* _RECORD EXTRACTS_:
--

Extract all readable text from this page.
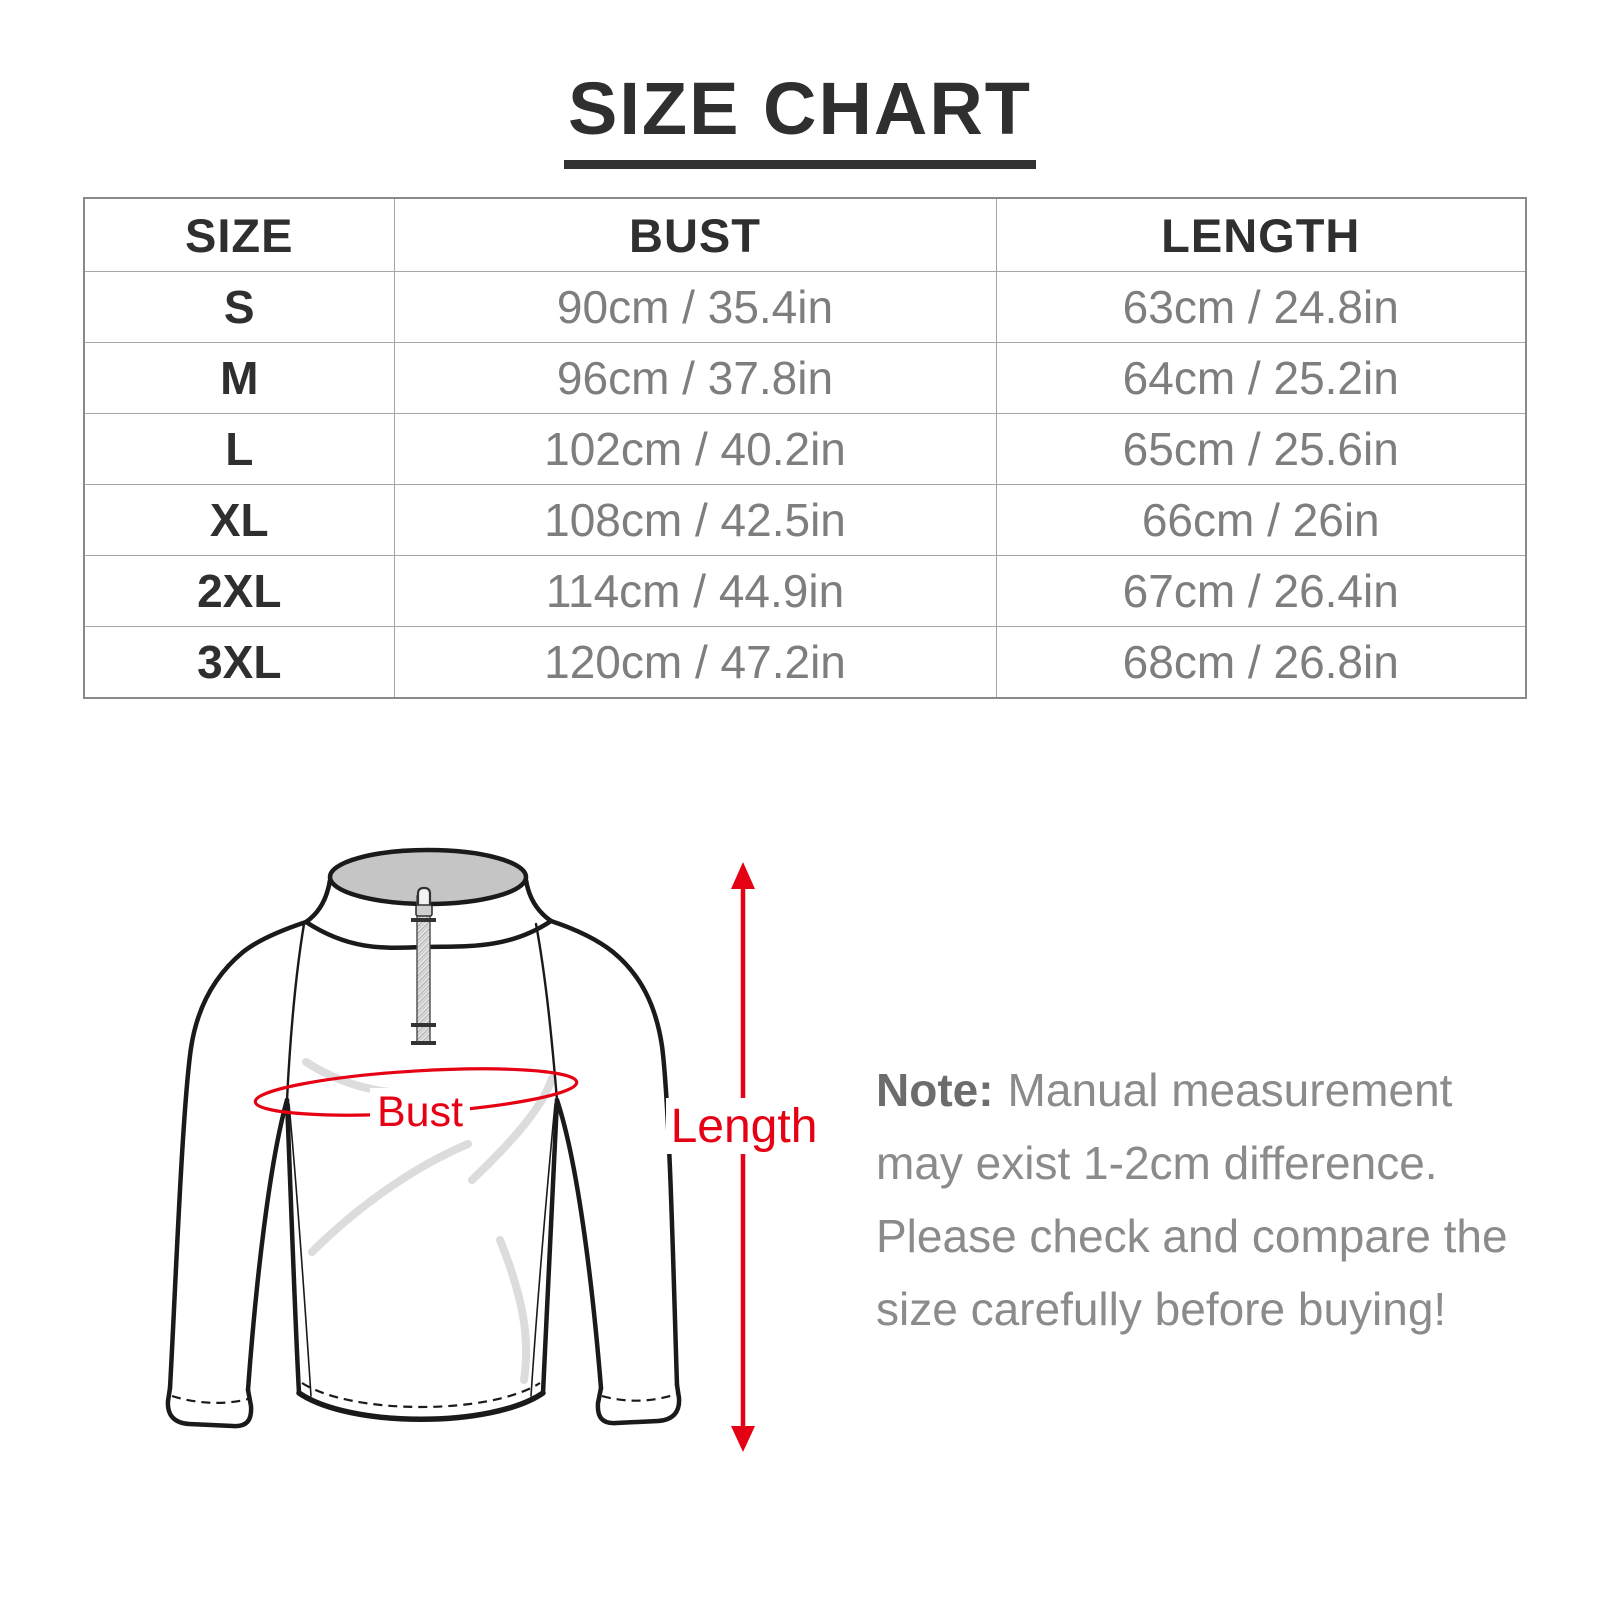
SIZE CHART
SIZE	BUST	LENGTH
S	90cm / 35.4in	63cm / 24.8in
M	96cm / 37.8in	64cm / 25.2in
L	102cm / 40.2in	65cm / 25.6in
XL	108cm / 42.5in	66cm / 26in
2XL	114cm / 44.9in	67cm / 26.4in
3XL	120cm / 47.2in	68cm / 26.8in
Bust	Length

Note: Manual measurement may exist 1-2cm difference. Please check and compare the size carefully before buying!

--

* _WHAT TO DO_:
Write the listing above out again exactly, dropping each image.

* _WORKED SOLUTION_:
Extract all readable text from this page.
SIZE CHART
SIZE	BUST	LENGTH
S	90cm / 35.4in	63cm / 24.8in
M	96cm / 37.8in	64cm / 25.2in
L	102cm / 40.2in	65cm / 25.6in
XL	108cm / 42.5in	66cm / 26in
2XL	114cm / 44.9in	67cm / 26.4in
3XL	120cm / 47.2in	68cm / 26.8in
Bust	Length

Note: Manual measurement may exist 1-2cm difference. Please check and compare the size carefully before buying!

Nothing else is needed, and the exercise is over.